**What is needed**: Reproduce the material in full, exactly as written.

(Dataset excerpt)
## START

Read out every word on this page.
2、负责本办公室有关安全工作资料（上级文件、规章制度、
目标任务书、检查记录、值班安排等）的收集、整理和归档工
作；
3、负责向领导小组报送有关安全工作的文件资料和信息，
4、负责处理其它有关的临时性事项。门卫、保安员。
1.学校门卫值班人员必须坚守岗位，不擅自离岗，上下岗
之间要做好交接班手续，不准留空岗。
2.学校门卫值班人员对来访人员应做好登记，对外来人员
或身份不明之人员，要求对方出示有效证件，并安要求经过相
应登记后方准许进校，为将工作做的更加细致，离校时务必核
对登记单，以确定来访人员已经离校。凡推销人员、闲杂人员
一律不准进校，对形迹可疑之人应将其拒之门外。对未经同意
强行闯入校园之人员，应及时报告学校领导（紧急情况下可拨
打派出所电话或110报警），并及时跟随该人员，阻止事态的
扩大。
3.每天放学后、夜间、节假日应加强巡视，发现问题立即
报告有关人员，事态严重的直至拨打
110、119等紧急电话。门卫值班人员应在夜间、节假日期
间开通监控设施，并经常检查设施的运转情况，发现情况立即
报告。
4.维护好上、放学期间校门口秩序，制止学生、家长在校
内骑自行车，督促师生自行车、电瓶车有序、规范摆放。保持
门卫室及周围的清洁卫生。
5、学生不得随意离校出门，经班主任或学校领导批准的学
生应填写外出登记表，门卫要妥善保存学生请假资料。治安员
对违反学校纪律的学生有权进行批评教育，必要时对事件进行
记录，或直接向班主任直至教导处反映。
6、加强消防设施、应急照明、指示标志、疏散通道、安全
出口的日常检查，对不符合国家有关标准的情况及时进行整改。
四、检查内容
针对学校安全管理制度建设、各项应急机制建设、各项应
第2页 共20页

## END

**Written answer**:
Read out every word on this page.
2、负责本办公室有关安全工作资料（上级文件、规章制度、
目标任务书、检查记录、值班安排等）的收集、整理和归档工
作；
3、负责向领导小组报送有关安全工作的文件资料和信息，
4、负责处理其它有关的临时性事项。门卫、保安员。
1.学校门卫值班人员必须坚守岗位，不擅自离岗，上下岗
之间要做好交接班手续，不准留空岗。
2.学校门卫值班人员对来访人员应做好登记，对外来人员
或身份不明之人员，要求对方出示有效证件，并安要求经过相
应登记后方准许进校，为将工作做的更加细致，离校时务必核
对登记单，以确定来访人员已经离校。凡推销人员、闲杂人员
一律不准进校，对形迹可疑之人应将其拒之门外。对未经同意
强行闯入校园之人员，应及时报告学校领导（紧急情况下可拨
打派出所电话或110报警），并及时跟随该人员，阻止事态的
扩大。
3.每天放学后、夜间、节假日应加强巡视，发现问题立即
报告有关人员，事态严重的直至拨打
110、119等紧急电话。门卫值班人员应在夜间、节假日期
间开通监控设施，并经常检查设施的运转情况，发现情况立即
报告。
4.维护好上、放学期间校门口秩序，制止学生、家长在校
内骑自行车，督促师生自行车、电瓶车有序、规范摆放。保持
门卫室及周围的清洁卫生。
5、学生不得随意离校出门，经班主任或学校领导批准的学
生应填写外出登记表，门卫要妥善保存学生请假资料。治安员
对违反学校纪律的学生有权进行批评教育，必要时对事件进行
记录，或直接向班主任直至教导处反映。
6、加强消防设施、应急照明、指示标志、疏散通道、安全
出口的日常检查，对不符合国家有关标准的情况及时进行整改。
四、检查内容
针对学校安全管理制度建设、各项应急机制建设、各项应
第2页 共20页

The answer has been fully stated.